-- Data provided start --

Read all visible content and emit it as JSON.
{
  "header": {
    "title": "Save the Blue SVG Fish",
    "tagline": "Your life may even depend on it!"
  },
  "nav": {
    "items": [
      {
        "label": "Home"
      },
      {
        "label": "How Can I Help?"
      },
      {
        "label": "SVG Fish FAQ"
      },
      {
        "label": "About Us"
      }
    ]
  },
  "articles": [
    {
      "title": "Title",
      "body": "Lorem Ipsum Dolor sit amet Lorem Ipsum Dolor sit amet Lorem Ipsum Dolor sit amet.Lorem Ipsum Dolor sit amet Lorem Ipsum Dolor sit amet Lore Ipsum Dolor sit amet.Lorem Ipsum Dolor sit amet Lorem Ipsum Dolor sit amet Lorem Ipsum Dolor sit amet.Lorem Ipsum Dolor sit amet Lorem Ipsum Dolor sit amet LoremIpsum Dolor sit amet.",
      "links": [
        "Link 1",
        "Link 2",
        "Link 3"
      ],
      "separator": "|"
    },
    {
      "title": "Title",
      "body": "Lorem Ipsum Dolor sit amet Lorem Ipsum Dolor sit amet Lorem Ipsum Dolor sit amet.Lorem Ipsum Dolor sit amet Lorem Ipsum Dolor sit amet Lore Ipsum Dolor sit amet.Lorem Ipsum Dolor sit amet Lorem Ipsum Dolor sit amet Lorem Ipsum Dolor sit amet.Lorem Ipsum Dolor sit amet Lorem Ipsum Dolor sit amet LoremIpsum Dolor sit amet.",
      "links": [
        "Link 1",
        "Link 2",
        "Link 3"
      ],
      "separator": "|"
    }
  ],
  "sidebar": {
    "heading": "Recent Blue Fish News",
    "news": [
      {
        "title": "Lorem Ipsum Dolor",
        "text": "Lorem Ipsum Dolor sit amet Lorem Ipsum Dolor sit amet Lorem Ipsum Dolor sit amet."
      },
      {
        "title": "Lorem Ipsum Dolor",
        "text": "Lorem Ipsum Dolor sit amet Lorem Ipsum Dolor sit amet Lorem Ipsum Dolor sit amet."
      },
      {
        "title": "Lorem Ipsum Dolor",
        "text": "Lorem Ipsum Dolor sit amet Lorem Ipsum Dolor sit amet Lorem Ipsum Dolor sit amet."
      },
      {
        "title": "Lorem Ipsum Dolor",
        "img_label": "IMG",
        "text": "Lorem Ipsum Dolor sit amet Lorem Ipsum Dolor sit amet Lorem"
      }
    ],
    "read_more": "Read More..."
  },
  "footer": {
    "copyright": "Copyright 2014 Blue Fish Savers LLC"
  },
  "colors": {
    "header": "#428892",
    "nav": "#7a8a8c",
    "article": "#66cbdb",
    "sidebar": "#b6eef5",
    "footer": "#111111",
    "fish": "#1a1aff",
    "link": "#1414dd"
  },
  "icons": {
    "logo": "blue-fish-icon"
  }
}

-- Data provided end --
-- Data provided start --

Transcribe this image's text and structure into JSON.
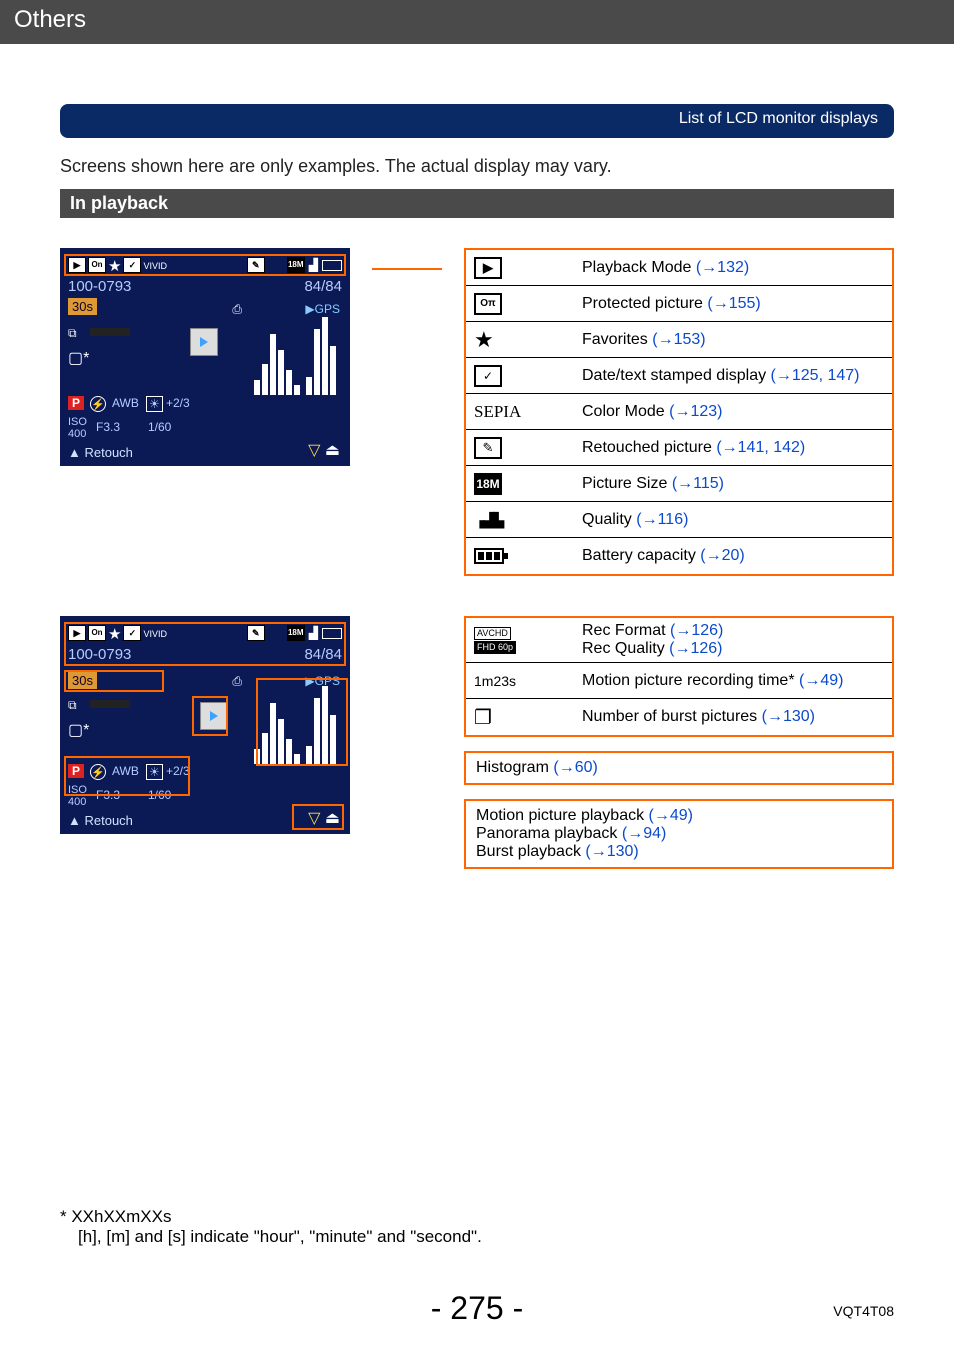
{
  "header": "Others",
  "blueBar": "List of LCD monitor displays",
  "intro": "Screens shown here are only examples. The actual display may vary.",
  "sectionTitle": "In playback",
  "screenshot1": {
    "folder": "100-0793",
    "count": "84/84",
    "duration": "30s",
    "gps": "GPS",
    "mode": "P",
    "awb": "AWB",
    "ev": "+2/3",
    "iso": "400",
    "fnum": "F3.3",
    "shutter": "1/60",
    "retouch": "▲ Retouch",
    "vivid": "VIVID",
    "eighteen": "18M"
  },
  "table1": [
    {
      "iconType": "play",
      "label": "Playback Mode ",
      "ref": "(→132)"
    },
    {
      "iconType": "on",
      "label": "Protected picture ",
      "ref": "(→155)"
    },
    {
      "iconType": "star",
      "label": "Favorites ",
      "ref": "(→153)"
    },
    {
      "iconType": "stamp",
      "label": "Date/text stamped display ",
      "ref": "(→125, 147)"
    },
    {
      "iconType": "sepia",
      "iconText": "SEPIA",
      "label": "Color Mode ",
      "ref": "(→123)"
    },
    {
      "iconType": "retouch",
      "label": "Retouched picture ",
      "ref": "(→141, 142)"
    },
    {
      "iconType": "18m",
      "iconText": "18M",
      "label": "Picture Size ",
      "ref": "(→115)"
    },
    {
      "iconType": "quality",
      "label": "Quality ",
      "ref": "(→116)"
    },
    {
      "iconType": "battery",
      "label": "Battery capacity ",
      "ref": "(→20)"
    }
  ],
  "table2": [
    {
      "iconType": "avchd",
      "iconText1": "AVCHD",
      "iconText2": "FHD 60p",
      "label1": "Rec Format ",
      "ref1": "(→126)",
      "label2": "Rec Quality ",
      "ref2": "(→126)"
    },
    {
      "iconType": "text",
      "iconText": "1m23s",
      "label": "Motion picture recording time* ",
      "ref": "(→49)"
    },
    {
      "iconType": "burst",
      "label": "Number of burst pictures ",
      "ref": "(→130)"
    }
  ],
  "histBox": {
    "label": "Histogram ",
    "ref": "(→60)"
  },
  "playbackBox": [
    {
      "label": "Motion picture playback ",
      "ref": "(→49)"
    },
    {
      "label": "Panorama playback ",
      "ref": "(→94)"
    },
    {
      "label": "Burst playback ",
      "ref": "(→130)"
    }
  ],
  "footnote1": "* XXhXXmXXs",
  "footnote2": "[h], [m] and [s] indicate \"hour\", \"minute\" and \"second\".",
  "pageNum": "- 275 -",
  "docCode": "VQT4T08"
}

-- Data provided end --

= Exercise description =
Scan the listing above. Gather each line that contains the word "JSON".

= Output of the exercise =
Read all visible content and emit it as JSON.
Transcribe this image's text and structure into JSON.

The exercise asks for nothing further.